• Description of the task:
Write out the entries again exactly as they are given.

• Data provided:
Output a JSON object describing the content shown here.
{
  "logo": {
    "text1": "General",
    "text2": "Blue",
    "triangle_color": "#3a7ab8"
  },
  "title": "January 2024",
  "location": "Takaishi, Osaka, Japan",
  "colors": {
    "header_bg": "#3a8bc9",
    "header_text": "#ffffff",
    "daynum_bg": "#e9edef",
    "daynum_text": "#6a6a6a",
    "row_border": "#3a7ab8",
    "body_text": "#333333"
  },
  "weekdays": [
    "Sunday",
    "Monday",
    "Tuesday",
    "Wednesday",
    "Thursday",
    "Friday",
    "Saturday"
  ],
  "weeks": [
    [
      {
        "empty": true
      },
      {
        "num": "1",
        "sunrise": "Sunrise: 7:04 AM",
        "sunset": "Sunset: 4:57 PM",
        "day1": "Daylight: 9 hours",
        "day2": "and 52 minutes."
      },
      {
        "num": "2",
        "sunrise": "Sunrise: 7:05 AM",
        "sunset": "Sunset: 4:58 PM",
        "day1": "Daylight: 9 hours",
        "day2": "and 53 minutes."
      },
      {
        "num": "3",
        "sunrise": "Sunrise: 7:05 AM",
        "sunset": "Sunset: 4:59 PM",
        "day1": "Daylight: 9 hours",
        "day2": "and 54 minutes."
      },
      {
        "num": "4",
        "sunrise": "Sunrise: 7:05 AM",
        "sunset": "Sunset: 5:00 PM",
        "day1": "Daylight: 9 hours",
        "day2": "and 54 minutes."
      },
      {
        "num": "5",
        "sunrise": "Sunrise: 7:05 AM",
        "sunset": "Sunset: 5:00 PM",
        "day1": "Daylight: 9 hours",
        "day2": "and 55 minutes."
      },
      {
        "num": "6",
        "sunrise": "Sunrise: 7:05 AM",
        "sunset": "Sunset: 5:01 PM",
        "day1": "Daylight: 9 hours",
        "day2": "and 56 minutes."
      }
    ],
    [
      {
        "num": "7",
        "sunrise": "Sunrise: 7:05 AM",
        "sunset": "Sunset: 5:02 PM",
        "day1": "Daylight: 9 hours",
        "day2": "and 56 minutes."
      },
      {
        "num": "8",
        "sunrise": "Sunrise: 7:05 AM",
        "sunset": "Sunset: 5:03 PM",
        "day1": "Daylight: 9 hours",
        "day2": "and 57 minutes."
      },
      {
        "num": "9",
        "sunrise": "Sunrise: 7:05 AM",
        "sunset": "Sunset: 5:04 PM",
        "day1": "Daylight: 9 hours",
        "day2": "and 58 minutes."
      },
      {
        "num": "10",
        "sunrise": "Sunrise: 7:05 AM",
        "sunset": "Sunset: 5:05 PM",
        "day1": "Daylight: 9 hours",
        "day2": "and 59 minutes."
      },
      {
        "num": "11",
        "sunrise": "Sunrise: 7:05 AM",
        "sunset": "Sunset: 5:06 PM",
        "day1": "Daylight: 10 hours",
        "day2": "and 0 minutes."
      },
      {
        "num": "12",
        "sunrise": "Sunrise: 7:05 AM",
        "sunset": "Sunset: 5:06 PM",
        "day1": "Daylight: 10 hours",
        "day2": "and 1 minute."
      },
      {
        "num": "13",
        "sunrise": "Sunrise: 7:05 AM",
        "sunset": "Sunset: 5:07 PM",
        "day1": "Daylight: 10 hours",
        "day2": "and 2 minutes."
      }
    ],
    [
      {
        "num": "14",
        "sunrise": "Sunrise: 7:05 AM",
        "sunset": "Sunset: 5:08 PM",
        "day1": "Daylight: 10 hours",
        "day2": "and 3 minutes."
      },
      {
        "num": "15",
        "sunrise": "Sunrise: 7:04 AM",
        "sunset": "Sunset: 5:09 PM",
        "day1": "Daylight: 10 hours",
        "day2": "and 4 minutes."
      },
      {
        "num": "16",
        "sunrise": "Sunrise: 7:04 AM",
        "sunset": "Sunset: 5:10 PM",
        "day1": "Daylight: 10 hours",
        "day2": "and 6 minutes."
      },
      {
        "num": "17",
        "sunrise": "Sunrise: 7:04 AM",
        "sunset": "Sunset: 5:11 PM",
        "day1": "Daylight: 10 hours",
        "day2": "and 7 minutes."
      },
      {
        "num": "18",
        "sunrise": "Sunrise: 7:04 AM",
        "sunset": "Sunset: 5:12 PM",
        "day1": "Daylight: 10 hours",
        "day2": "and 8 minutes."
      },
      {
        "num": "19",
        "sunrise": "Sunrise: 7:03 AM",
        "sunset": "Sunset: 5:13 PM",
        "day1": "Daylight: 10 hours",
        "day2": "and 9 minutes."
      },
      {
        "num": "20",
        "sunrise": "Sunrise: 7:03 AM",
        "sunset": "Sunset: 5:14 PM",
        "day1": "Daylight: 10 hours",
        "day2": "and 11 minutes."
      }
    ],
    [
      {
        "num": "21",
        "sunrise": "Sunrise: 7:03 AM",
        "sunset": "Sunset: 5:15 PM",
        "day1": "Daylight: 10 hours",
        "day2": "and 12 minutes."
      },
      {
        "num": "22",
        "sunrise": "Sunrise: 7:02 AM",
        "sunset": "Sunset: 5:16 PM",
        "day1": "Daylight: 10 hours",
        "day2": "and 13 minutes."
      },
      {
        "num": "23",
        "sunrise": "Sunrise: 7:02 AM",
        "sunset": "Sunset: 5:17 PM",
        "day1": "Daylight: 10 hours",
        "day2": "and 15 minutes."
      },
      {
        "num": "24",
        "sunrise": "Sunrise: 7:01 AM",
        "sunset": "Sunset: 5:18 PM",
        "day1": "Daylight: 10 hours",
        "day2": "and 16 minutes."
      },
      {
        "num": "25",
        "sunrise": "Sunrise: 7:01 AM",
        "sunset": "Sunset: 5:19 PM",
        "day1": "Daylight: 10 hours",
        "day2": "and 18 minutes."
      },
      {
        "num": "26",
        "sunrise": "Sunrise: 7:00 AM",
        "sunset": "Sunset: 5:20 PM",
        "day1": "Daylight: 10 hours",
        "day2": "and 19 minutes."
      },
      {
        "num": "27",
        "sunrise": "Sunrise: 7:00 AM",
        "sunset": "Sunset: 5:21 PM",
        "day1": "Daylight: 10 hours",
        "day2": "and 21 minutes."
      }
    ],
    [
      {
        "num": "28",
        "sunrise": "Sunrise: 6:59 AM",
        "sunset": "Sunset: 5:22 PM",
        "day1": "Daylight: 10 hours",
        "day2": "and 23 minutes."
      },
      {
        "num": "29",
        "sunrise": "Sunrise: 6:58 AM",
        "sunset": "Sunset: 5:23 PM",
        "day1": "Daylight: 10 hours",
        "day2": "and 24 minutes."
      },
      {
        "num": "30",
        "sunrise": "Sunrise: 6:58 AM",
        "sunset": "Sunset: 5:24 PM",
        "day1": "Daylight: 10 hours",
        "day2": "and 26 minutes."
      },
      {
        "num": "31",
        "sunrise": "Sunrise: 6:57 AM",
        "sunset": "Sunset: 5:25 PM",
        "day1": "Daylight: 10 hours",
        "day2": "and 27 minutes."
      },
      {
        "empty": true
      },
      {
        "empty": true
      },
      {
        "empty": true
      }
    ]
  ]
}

• Solution to this task:
Output a JSON object describing the content shown here.
{
  "logo": {
    "text1": "General",
    "text2": "Blue",
    "triangle_color": "#3a7ab8"
  },
  "title": "January 2024",
  "location": "Takaishi, Osaka, Japan",
  "colors": {
    "header_bg": "#3a8bc9",
    "header_text": "#ffffff",
    "daynum_bg": "#e9edef",
    "daynum_text": "#6a6a6a",
    "row_border": "#3a7ab8",
    "body_text": "#333333"
  },
  "weekdays": [
    "Sunday",
    "Monday",
    "Tuesday",
    "Wednesday",
    "Thursday",
    "Friday",
    "Saturday"
  ],
  "weeks": [
    [
      {
        "empty": true
      },
      {
        "num": "1",
        "sunrise": "Sunrise: 7:04 AM",
        "sunset": "Sunset: 4:57 PM",
        "day1": "Daylight: 9 hours",
        "day2": "and 52 minutes."
      },
      {
        "num": "2",
        "sunrise": "Sunrise: 7:05 AM",
        "sunset": "Sunset: 4:58 PM",
        "day1": "Daylight: 9 hours",
        "day2": "and 53 minutes."
      },
      {
        "num": "3",
        "sunrise": "Sunrise: 7:05 AM",
        "sunset": "Sunset: 4:59 PM",
        "day1": "Daylight: 9 hours",
        "day2": "and 54 minutes."
      },
      {
        "num": "4",
        "sunrise": "Sunrise: 7:05 AM",
        "sunset": "Sunset: 5:00 PM",
        "day1": "Daylight: 9 hours",
        "day2": "and 54 minutes."
      },
      {
        "num": "5",
        "sunrise": "Sunrise: 7:05 AM",
        "sunset": "Sunset: 5:00 PM",
        "day1": "Daylight: 9 hours",
        "day2": "and 55 minutes."
      },
      {
        "num": "6",
        "sunrise": "Sunrise: 7:05 AM",
        "sunset": "Sunset: 5:01 PM",
        "day1": "Daylight: 9 hours",
        "day2": "and 56 minutes."
      }
    ],
    [
      {
        "num": "7",
        "sunrise": "Sunrise: 7:05 AM",
        "sunset": "Sunset: 5:02 PM",
        "day1": "Daylight: 9 hours",
        "day2": "and 56 minutes."
      },
      {
        "num": "8",
        "sunrise": "Sunrise: 7:05 AM",
        "sunset": "Sunset: 5:03 PM",
        "day1": "Daylight: 9 hours",
        "day2": "and 57 minutes."
      },
      {
        "num": "9",
        "sunrise": "Sunrise: 7:05 AM",
        "sunset": "Sunset: 5:04 PM",
        "day1": "Daylight: 9 hours",
        "day2": "and 58 minutes."
      },
      {
        "num": "10",
        "sunrise": "Sunrise: 7:05 AM",
        "sunset": "Sunset: 5:05 PM",
        "day1": "Daylight: 9 hours",
        "day2": "and 59 minutes."
      },
      {
        "num": "11",
        "sunrise": "Sunrise: 7:05 AM",
        "sunset": "Sunset: 5:06 PM",
        "day1": "Daylight: 10 hours",
        "day2": "and 0 minutes."
      },
      {
        "num": "12",
        "sunrise": "Sunrise: 7:05 AM",
        "sunset": "Sunset: 5:06 PM",
        "day1": "Daylight: 10 hours",
        "day2": "and 1 minute."
      },
      {
        "num": "13",
        "sunrise": "Sunrise: 7:05 AM",
        "sunset": "Sunset: 5:07 PM",
        "day1": "Daylight: 10 hours",
        "day2": "and 2 minutes."
      }
    ],
    [
      {
        "num": "14",
        "sunrise": "Sunrise: 7:05 AM",
        "sunset": "Sunset: 5:08 PM",
        "day1": "Daylight: 10 hours",
        "day2": "and 3 minutes."
      },
      {
        "num": "15",
        "sunrise": "Sunrise: 7:04 AM",
        "sunset": "Sunset: 5:09 PM",
        "day1": "Daylight: 10 hours",
        "day2": "and 4 minutes."
      },
      {
        "num": "16",
        "sunrise": "Sunrise: 7:04 AM",
        "sunset": "Sunset: 5:10 PM",
        "day1": "Daylight: 10 hours",
        "day2": "and 6 minutes."
      },
      {
        "num": "17",
        "sunrise": "Sunrise: 7:04 AM",
        "sunset": "Sunset: 5:11 PM",
        "day1": "Daylight: 10 hours",
        "day2": "and 7 minutes."
      },
      {
        "num": "18",
        "sunrise": "Sunrise: 7:04 AM",
        "sunset": "Sunset: 5:12 PM",
        "day1": "Daylight: 10 hours",
        "day2": "and 8 minutes."
      },
      {
        "num": "19",
        "sunrise": "Sunrise: 7:03 AM",
        "sunset": "Sunset: 5:13 PM",
        "day1": "Daylight: 10 hours",
        "day2": "and 9 minutes."
      },
      {
        "num": "20",
        "sunrise": "Sunrise: 7:03 AM",
        "sunset": "Sunset: 5:14 PM",
        "day1": "Daylight: 10 hours",
        "day2": "and 11 minutes."
      }
    ],
    [
      {
        "num": "21",
        "sunrise": "Sunrise: 7:03 AM",
        "sunset": "Sunset: 5:15 PM",
        "day1": "Daylight: 10 hours",
        "day2": "and 12 minutes."
      },
      {
        "num": "22",
        "sunrise": "Sunrise: 7:02 AM",
        "sunset": "Sunset: 5:16 PM",
        "day1": "Daylight: 10 hours",
        "day2": "and 13 minutes."
      },
      {
        "num": "23",
        "sunrise": "Sunrise: 7:02 AM",
        "sunset": "Sunset: 5:17 PM",
        "day1": "Daylight: 10 hours",
        "day2": "and 15 minutes."
      },
      {
        "num": "24",
        "sunrise": "Sunrise: 7:01 AM",
        "sunset": "Sunset: 5:18 PM",
        "day1": "Daylight: 10 hours",
        "day2": "and 16 minutes."
      },
      {
        "num": "25",
        "sunrise": "Sunrise: 7:01 AM",
        "sunset": "Sunset: 5:19 PM",
        "day1": "Daylight: 10 hours",
        "day2": "and 18 minutes."
      },
      {
        "num": "26",
        "sunrise": "Sunrise: 7:00 AM",
        "sunset": "Sunset: 5:20 PM",
        "day1": "Daylight: 10 hours",
        "day2": "and 19 minutes."
      },
      {
        "num": "27",
        "sunrise": "Sunrise: 7:00 AM",
        "sunset": "Sunset: 5:21 PM",
        "day1": "Daylight: 10 hours",
        "day2": "and 21 minutes."
      }
    ],
    [
      {
        "num": "28",
        "sunrise": "Sunrise: 6:59 AM",
        "sunset": "Sunset: 5:22 PM",
        "day1": "Daylight: 10 hours",
        "day2": "and 23 minutes."
      },
      {
        "num": "29",
        "sunrise": "Sunrise: 6:58 AM",
        "sunset": "Sunset: 5:23 PM",
        "day1": "Daylight: 10 hours",
        "day2": "and 24 minutes."
      },
      {
        "num": "30",
        "sunrise": "Sunrise: 6:58 AM",
        "sunset": "Sunset: 5:24 PM",
        "day1": "Daylight: 10 hours",
        "day2": "and 26 minutes."
      },
      {
        "num": "31",
        "sunrise": "Sunrise: 6:57 AM",
        "sunset": "Sunset: 5:25 PM",
        "day1": "Daylight: 10 hours",
        "day2": "and 27 minutes."
      },
      {
        "empty": true
      },
      {
        "empty": true
      },
      {
        "empty": true
      }
    ]
  ]
}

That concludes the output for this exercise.